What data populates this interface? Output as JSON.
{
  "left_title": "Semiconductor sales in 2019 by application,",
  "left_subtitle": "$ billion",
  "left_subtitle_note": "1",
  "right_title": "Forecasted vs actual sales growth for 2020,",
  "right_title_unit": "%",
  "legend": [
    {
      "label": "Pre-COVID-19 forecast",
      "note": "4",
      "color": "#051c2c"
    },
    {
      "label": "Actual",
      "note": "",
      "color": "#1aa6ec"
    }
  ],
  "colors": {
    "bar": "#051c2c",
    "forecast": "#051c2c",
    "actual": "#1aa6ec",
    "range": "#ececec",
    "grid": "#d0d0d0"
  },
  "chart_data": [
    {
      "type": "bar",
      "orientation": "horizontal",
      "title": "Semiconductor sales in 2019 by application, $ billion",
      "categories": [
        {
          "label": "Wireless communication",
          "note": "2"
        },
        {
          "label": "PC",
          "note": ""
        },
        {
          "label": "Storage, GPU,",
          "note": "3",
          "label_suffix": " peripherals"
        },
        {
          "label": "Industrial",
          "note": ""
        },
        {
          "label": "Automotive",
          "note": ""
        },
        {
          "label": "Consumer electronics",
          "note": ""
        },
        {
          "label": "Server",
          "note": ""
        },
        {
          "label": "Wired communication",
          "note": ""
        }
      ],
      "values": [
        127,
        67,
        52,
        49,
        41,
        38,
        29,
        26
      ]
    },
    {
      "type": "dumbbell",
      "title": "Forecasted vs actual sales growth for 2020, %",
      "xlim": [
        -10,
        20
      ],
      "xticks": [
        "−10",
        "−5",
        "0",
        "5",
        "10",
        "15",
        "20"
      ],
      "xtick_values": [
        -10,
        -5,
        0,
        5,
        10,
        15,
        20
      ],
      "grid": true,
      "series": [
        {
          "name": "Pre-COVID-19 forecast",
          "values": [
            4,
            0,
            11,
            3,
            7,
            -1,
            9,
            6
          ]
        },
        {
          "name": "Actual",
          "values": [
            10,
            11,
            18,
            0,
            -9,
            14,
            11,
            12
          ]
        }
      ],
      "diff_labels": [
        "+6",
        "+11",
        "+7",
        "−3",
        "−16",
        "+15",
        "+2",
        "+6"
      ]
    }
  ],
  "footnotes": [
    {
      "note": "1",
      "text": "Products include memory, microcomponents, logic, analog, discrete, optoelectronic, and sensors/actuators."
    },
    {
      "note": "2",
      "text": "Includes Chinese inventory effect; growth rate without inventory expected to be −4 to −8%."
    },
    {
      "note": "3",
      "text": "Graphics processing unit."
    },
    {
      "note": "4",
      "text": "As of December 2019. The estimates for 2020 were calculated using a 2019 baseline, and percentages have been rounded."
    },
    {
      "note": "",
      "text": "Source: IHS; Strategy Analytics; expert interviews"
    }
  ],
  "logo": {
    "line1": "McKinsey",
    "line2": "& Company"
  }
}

+ + +

Stated problem
Retype all of the entries precisely as they are.

Result
What data populates this interface? Output as JSON.
{
  "left_title": "Semiconductor sales in 2019 by application,",
  "left_subtitle": "$ billion",
  "left_subtitle_note": "1",
  "right_title": "Forecasted vs actual sales growth for 2020,",
  "right_title_unit": "%",
  "legend": [
    {
      "label": "Pre-COVID-19 forecast",
      "note": "4",
      "color": "#051c2c"
    },
    {
      "label": "Actual",
      "note": "",
      "color": "#1aa6ec"
    }
  ],
  "colors": {
    "bar": "#051c2c",
    "forecast": "#051c2c",
    "actual": "#1aa6ec",
    "range": "#ececec",
    "grid": "#d0d0d0"
  },
  "chart_data": [
    {
      "type": "bar",
      "orientation": "horizontal",
      "title": "Semiconductor sales in 2019 by application, $ billion",
      "categories": [
        {
          "label": "Wireless communication",
          "note": "2"
        },
        {
          "label": "PC",
          "note": ""
        },
        {
          "label": "Storage, GPU,",
          "note": "3",
          "label_suffix": " peripherals"
        },
        {
          "label": "Industrial",
          "note": ""
        },
        {
          "label": "Automotive",
          "note": ""
        },
        {
          "label": "Consumer electronics",
          "note": ""
        },
        {
          "label": "Server",
          "note": ""
        },
        {
          "label": "Wired communication",
          "note": ""
        }
      ],
      "values": [
        127,
        67,
        52,
        49,
        41,
        38,
        29,
        26
      ]
    },
    {
      "type": "dumbbell",
      "title": "Forecasted vs actual sales growth for 2020, %",
      "xlim": [
        -10,
        20
      ],
      "xticks": [
        "−10",
        "−5",
        "0",
        "5",
        "10",
        "15",
        "20"
      ],
      "xtick_values": [
        -10,
        -5,
        0,
        5,
        10,
        15,
        20
      ],
      "grid": true,
      "series": [
        {
          "name": "Pre-COVID-19 forecast",
          "values": [
            4,
            0,
            11,
            3,
            7,
            -1,
            9,
            6
          ]
        },
        {
          "name": "Actual",
          "values": [
            10,
            11,
            18,
            0,
            -9,
            14,
            11,
            12
          ]
        }
      ],
      "diff_labels": [
        "+6",
        "+11",
        "+7",
        "−3",
        "−16",
        "+15",
        "+2",
        "+6"
      ]
    }
  ],
  "footnotes": [
    {
      "note": "1",
      "text": "Products include memory, microcomponents, logic, analog, discrete, optoelectronic, and sensors/actuators."
    },
    {
      "note": "2",
      "text": "Includes Chinese inventory effect; growth rate without inventory expected to be −4 to −8%."
    },
    {
      "note": "3",
      "text": "Graphics processing unit."
    },
    {
      "note": "4",
      "text": "As of December 2019. The estimates for 2020 were calculated using a 2019 baseline, and percentages have been rounded."
    },
    {
      "note": "",
      "text": "Source: IHS; Strategy Analytics; expert interviews"
    }
  ],
  "logo": {
    "line1": "McKinsey",
    "line2": "& Company"
  }
}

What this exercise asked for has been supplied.